Select each line where the word "Efficient" appears.

┄┄┄┄┄┄┄┄┄┄

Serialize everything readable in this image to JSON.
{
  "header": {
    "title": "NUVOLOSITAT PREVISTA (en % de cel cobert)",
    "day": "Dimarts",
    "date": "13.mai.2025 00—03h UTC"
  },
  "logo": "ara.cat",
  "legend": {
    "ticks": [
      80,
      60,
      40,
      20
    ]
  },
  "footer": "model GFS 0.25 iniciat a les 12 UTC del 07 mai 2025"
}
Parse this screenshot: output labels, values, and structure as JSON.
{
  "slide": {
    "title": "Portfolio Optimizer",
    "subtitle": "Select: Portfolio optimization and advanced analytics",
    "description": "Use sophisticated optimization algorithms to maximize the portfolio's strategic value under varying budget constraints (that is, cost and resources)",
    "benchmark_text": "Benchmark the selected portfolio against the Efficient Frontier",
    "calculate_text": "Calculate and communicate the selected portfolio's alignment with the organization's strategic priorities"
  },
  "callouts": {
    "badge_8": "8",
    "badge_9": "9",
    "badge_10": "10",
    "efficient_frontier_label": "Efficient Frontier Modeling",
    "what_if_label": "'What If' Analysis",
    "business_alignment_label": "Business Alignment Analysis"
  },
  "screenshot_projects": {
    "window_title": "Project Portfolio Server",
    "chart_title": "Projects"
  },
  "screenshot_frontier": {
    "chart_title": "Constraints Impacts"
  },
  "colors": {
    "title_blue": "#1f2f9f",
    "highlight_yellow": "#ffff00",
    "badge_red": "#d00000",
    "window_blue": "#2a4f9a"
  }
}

┄┄┄┄┄┄┄┄┄┄

* **Expected answer**:
    "benchmark_text": "Benchmark the selected portfolio against the Efficient Frontier",
    "efficient_frontier_label": "Efficient Frontier Modeling",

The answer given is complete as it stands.